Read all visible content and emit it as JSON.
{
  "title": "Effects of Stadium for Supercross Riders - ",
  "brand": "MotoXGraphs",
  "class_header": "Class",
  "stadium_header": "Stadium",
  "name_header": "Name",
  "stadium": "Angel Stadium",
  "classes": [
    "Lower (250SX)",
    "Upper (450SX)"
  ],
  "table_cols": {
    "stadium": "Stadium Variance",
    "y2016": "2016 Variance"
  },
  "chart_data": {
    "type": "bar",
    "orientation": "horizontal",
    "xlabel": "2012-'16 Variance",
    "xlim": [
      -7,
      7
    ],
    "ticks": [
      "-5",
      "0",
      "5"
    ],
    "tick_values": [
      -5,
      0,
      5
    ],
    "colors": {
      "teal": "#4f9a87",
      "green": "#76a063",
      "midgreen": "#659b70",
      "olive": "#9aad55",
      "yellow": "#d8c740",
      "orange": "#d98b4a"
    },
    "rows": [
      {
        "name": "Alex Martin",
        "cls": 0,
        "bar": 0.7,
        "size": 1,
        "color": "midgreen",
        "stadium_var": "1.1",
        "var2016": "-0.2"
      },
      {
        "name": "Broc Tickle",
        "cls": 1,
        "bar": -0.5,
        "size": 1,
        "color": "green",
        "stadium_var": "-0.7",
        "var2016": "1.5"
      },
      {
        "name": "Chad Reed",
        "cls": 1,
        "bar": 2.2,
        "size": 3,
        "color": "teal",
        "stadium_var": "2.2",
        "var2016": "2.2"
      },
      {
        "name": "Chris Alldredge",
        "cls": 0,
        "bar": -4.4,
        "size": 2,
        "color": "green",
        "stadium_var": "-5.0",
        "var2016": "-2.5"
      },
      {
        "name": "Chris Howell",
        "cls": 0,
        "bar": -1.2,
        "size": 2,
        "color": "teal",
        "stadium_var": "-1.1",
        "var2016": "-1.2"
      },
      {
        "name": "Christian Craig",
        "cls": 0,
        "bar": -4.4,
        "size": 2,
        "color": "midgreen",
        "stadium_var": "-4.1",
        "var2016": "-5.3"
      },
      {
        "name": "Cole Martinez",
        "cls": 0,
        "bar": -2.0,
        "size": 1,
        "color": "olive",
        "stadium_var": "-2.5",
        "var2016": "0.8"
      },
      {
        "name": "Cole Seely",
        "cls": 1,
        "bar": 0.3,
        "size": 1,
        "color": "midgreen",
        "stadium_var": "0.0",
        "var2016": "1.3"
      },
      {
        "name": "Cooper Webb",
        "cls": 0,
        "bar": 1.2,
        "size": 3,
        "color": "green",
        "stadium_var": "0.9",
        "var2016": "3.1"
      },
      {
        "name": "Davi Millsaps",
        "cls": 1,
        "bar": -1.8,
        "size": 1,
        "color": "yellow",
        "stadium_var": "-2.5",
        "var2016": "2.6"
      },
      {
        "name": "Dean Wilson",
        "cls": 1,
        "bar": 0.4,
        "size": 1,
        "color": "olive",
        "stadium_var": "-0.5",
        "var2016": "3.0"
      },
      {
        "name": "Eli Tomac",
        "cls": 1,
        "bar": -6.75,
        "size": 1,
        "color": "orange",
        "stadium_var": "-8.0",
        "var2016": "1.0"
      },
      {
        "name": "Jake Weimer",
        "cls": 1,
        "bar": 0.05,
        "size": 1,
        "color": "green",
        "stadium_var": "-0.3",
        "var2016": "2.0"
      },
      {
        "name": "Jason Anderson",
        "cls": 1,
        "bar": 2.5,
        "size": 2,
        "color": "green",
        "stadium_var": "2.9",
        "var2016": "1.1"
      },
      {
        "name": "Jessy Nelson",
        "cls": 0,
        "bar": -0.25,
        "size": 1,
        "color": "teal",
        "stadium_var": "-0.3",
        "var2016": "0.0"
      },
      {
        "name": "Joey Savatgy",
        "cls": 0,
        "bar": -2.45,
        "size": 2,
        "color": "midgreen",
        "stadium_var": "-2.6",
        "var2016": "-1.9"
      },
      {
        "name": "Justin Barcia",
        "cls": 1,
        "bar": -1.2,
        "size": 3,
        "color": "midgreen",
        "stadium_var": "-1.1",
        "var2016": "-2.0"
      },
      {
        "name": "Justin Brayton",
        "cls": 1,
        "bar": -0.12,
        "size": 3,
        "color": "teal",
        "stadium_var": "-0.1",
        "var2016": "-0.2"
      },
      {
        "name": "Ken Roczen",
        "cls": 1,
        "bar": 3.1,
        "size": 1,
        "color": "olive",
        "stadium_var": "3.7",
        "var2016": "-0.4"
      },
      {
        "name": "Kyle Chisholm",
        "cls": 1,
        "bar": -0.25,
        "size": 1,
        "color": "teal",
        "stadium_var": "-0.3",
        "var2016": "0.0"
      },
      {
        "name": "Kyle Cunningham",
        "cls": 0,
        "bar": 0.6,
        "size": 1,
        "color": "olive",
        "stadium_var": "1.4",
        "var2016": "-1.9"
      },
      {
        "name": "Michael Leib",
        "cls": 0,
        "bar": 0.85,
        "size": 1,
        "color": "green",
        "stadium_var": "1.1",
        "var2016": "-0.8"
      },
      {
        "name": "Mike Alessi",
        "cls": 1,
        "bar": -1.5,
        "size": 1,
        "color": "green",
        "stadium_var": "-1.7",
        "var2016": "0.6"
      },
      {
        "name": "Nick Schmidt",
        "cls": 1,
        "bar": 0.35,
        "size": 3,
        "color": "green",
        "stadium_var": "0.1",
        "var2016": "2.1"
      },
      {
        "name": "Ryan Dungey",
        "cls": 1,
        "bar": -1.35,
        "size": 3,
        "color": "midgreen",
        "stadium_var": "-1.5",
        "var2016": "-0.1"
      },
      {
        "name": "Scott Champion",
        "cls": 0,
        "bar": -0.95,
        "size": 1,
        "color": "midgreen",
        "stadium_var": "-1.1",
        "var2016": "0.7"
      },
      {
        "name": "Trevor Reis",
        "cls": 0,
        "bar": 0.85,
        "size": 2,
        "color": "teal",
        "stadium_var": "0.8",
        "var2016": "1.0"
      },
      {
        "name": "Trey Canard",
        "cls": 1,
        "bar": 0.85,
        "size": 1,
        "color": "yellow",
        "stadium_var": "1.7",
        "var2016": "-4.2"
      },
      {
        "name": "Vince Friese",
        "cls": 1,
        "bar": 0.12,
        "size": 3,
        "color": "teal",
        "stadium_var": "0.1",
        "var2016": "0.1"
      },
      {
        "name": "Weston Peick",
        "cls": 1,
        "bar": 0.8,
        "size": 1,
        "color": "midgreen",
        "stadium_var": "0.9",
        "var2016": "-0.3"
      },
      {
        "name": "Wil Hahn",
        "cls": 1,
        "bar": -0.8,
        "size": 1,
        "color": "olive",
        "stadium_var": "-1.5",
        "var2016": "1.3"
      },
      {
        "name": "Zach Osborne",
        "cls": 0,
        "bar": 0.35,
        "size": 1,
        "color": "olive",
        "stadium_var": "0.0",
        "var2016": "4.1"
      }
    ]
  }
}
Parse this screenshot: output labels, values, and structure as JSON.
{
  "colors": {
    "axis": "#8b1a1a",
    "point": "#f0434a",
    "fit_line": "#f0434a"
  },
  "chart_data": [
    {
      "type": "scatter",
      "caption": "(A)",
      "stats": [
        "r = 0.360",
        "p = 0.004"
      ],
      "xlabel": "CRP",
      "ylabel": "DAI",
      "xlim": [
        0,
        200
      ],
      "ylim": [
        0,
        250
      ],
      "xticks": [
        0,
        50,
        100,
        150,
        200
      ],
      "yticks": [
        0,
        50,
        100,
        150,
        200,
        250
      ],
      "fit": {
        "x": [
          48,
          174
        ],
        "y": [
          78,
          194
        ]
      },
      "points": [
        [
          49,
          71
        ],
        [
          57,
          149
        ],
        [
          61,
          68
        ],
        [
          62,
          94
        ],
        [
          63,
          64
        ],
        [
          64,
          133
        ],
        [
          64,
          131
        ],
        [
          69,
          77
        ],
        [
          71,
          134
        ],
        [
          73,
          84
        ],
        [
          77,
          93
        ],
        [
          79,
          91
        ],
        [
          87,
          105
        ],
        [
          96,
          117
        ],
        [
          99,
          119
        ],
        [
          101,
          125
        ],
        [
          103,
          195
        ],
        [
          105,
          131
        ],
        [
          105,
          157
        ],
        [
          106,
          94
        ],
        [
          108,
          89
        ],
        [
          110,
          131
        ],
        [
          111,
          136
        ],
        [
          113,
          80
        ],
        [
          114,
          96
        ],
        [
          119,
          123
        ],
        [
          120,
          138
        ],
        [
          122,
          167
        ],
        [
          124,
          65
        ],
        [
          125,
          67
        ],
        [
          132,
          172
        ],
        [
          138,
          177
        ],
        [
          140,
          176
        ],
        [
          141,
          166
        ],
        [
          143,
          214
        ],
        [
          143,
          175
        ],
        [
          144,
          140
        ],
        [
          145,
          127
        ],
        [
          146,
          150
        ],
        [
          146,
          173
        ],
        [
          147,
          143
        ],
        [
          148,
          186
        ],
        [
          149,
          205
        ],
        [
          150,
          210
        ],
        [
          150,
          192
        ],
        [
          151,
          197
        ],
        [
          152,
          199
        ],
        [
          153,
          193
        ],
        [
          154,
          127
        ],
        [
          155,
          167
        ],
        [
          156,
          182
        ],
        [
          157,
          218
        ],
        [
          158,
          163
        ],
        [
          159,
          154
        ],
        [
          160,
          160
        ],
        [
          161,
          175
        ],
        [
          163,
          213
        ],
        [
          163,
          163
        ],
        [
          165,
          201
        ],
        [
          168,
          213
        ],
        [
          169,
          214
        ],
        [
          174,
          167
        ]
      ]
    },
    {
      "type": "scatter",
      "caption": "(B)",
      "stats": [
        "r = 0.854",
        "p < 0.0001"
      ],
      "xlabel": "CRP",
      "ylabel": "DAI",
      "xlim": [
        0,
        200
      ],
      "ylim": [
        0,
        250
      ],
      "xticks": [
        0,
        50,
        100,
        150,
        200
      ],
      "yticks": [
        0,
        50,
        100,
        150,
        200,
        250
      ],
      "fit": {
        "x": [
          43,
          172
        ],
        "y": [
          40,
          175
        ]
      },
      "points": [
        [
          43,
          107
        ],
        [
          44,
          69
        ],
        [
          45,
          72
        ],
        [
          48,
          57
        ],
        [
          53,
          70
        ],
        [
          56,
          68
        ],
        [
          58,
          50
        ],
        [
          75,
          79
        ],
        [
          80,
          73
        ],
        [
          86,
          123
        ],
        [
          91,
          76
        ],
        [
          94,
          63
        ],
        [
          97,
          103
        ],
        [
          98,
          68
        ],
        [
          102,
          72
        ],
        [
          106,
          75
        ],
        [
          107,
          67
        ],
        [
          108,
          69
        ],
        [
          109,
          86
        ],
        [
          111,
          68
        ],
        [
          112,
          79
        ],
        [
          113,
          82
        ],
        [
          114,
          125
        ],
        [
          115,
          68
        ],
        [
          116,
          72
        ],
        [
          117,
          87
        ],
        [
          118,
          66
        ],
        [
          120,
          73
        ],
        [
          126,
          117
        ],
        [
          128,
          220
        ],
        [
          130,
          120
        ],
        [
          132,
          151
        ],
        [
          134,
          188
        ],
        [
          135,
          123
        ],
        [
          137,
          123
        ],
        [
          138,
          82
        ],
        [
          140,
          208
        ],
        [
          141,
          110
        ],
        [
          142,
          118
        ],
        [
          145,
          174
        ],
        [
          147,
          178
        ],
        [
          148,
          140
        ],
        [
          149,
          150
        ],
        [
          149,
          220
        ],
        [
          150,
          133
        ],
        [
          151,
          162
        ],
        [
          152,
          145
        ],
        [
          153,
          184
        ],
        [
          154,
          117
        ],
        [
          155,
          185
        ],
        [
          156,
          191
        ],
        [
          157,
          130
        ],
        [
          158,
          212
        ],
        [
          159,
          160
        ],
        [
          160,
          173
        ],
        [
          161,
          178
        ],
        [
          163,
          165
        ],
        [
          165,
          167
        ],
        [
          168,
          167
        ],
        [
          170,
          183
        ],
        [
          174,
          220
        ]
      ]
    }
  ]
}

:: YOUR INSTRUCTIONS ::
Which lines of the data above contain "JSON"? Copy each one.

:: WRITTEN REPLY ::
Read all visible content and emit it as JSON.
Parse this screenshot: output labels, values, and structure as JSON.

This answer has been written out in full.